### DIRECTIONS FOR THIS TASK
What follows is a listing. Return every line of it exactly.

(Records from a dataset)
::::::::

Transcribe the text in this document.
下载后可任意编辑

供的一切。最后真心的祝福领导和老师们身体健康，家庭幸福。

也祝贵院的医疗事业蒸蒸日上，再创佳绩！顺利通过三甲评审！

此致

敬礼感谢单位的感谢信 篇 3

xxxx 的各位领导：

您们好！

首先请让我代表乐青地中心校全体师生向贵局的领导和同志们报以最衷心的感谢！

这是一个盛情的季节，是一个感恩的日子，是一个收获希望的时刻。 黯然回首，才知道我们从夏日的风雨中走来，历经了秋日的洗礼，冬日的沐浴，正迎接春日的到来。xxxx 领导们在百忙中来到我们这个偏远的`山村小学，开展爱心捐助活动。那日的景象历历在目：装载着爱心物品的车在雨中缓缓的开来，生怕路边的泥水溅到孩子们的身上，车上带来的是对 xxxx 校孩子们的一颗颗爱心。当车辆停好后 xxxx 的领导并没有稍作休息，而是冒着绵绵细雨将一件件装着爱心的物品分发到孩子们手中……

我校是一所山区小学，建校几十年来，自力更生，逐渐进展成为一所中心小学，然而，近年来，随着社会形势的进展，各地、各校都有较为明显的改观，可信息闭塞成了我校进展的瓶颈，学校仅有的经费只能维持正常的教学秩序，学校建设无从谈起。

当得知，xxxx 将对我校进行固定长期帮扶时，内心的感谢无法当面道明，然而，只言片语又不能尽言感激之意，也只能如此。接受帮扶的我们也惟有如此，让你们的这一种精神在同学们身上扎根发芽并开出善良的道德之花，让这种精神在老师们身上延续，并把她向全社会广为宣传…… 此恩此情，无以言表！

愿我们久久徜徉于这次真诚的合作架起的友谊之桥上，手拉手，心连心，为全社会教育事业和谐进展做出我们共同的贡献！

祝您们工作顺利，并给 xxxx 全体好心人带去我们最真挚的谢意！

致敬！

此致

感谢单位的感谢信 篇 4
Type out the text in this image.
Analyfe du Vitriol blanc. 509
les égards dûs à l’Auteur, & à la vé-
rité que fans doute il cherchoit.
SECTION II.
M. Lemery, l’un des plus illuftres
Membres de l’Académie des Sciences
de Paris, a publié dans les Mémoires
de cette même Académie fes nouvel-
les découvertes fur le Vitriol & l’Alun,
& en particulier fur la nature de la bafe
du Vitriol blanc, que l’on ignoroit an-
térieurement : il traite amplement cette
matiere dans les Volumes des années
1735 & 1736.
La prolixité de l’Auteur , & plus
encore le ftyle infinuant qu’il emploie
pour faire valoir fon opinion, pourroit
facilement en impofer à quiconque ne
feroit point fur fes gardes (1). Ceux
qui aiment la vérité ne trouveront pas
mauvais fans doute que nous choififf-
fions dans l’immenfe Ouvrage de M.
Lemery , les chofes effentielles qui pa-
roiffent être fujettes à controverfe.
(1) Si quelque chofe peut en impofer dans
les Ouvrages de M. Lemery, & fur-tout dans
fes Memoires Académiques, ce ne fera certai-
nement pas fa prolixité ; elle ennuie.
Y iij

::::::::

### OUTPUT BELOW
Transcribe the text in this document.
下载后可任意编辑

供的一切。最后真心的祝福领导和老师们身体健康，家庭幸福。

也祝贵院的医疗事业蒸蒸日上，再创佳绩！顺利通过三甲评审！

此致

敬礼感谢单位的感谢信 篇 3

xxxx 的各位领导：

您们好！

首先请让我代表乐青地中心校全体师生向贵局的领导和同志们报以最衷心的感谢！

这是一个盛情的季节，是一个感恩的日子，是一个收获希望的时刻。 黯然回首，才知道我们从夏日的风雨中走来，历经了秋日的洗礼，冬日的沐浴，正迎接春日的到来。xxxx 领导们在百忙中来到我们这个偏远的`山村小学，开展爱心捐助活动。那日的景象历历在目：装载着爱心物品的车在雨中缓缓的开来，生怕路边的泥水溅到孩子们的身上，车上带来的是对 xxxx 校孩子们的一颗颗爱心。当车辆停好后 xxxx 的领导并没有稍作休息，而是冒着绵绵细雨将一件件装着爱心的物品分发到孩子们手中……

我校是一所山区小学，建校几十年来，自力更生，逐渐进展成为一所中心小学，然而，近年来，随着社会形势的进展，各地、各校都有较为明显的改观，可信息闭塞成了我校进展的瓶颈，学校仅有的经费只能维持正常的教学秩序，学校建设无从谈起。

当得知，xxxx 将对我校进行固定长期帮扶时，内心的感谢无法当面道明，然而，只言片语又不能尽言感激之意，也只能如此。接受帮扶的我们也惟有如此，让你们的这一种精神在同学们身上扎根发芽并开出善良的道德之花，让这种精神在老师们身上延续，并把她向全社会广为宣传…… 此恩此情，无以言表！

愿我们久久徜徉于这次真诚的合作架起的友谊之桥上，手拉手，心连心，为全社会教育事业和谐进展做出我们共同的贡献！

祝您们工作顺利，并给 xxxx 全体好心人带去我们最真挚的谢意！

致敬！

此致

感谢单位的感谢信 篇 4
Type out the text in this image.
Analyfe du Vitriol blanc. 509
les égards dûs à l’Auteur, & à la vé-
rité que fans doute il cherchoit.
SECTION II.
M. Lemery, l’un des plus illuftres
Membres de l’Académie des Sciences
de Paris, a publié dans les Mémoires
de cette même Académie fes nouvel-
les découvertes fur le Vitriol & l’Alun,
& en particulier fur la nature de la bafe
du Vitriol blanc, que l’on ignoroit an-
térieurement : il traite amplement cette
matiere dans les Volumes des années
1735 & 1736.
La prolixité de l’Auteur , & plus
encore le ftyle infinuant qu’il emploie
pour faire valoir fon opinion, pourroit
facilement en impofer à quiconque ne
feroit point fur fes gardes (1). Ceux
qui aiment la vérité ne trouveront pas
mauvais fans doute que nous choififf-
fions dans l’immenfe Ouvrage de M.
Lemery , les chofes effentielles qui pa-
roiffent être fujettes à controverfe.
(1) Si quelque chofe peut en impofer dans
les Ouvrages de M. Lemery, & fur-tout dans
fes Memoires Académiques, ce ne fera certai-
nement pas fa prolixité ; elle ennuie.
Y iij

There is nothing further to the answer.